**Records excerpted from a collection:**
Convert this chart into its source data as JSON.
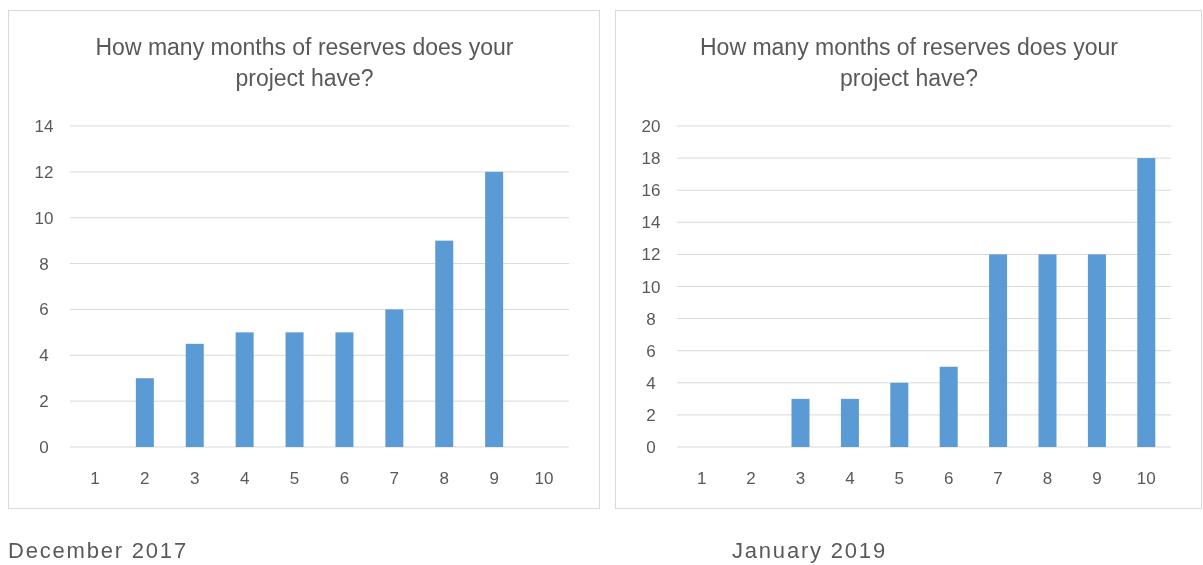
{
  "chart_data": [
    {
      "type": "bar",
      "title": "How many months of reserves does your project have?",
      "categories": [
        "1",
        "2",
        "3",
        "4",
        "5",
        "6",
        "7",
        "8",
        "9",
        "10"
      ],
      "values": [
        0,
        3,
        4.5,
        5,
        5,
        5,
        6,
        9,
        12,
        0
      ],
      "color": "#5b9bd5",
      "ylim": [
        0,
        14
      ],
      "yticks": [
        0,
        2,
        4,
        6,
        8,
        10,
        12,
        14
      ],
      "grid": "y",
      "annotations": [
        "December 2017"
      ]
    },
    {
      "type": "bar",
      "title": "How many months of reserves does your project have?",
      "categories": [
        "1",
        "2",
        "3",
        "4",
        "5",
        "6",
        "7",
        "8",
        "9",
        "10"
      ],
      "values": [
        0,
        0,
        3,
        3,
        4,
        5,
        12,
        12,
        12,
        18
      ],
      "color": "#5b9bd5",
      "ylim": [
        0,
        20
      ],
      "yticks": [
        0,
        2,
        4,
        6,
        8,
        10,
        12,
        14,
        16,
        18,
        20
      ],
      "grid": "y",
      "annotations": [
        "January 2019"
      ]
    }
  ]
}
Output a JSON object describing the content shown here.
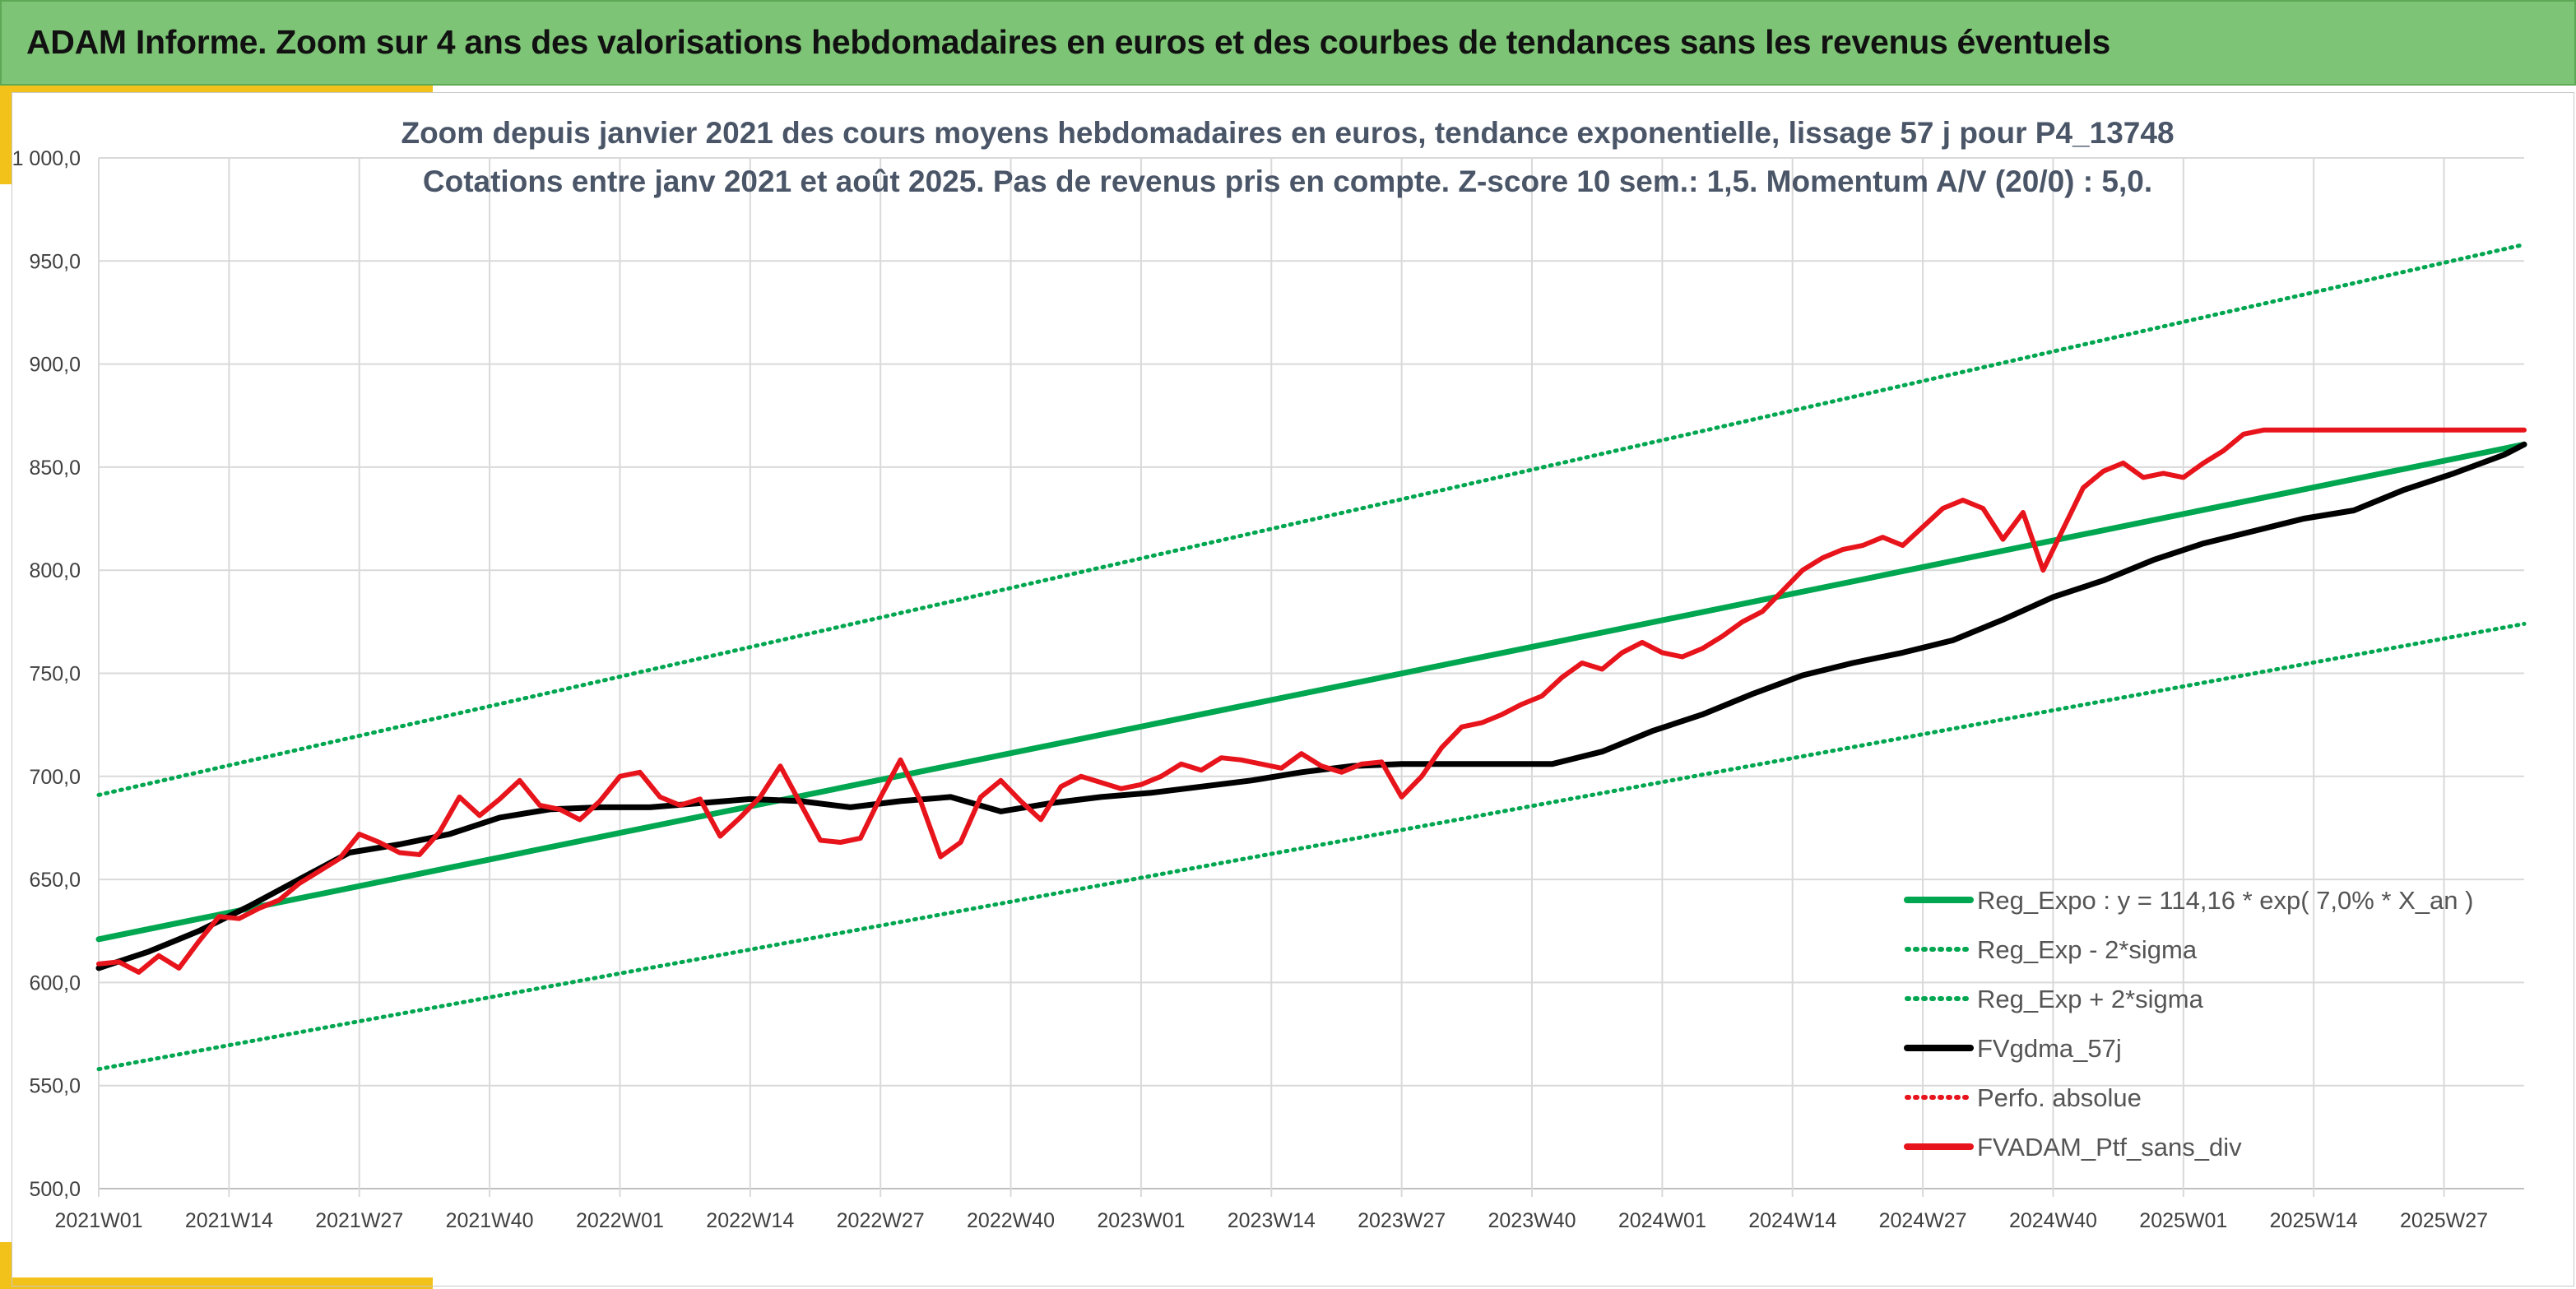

**Requirement:** Repeat the listing above exactly, with no pictures.

**Completed task:**
Convert this chart into its source data as JSON.
{
  "chart_data": [
    {
      "type": "bar",
      "title": "How many months of reserves does your project have?",
      "categories": [
        "1",
        "2",
        "3",
        "4",
        "5",
        "6",
        "7",
        "8",
        "9",
        "10"
      ],
      "values": [
        0,
        3,
        4.5,
        5,
        5,
        5,
        6,
        9,
        12,
        0
      ],
      "color": "#5b9bd5",
      "ylim": [
        0,
        14
      ],
      "yticks": [
        0,
        2,
        4,
        6,
        8,
        10,
        12,
        14
      ],
      "grid": "y",
      "annotations": [
        "December 2017"
      ]
    },
    {
      "type": "bar",
      "title": "How many months of reserves does your project have?",
      "categories": [
        "1",
        "2",
        "3",
        "4",
        "5",
        "6",
        "7",
        "8",
        "9",
        "10"
      ],
      "values": [
        0,
        0,
        3,
        3,
        4,
        5,
        12,
        12,
        12,
        18
      ],
      "color": "#5b9bd5",
      "ylim": [
        0,
        20
      ],
      "yticks": [
        0,
        2,
        4,
        6,
        8,
        10,
        12,
        14,
        16,
        18,
        20
      ],
      "grid": "y",
      "annotations": [
        "January 2019"
      ]
    }
  ]
}
Output a JSON object describing the content shown here.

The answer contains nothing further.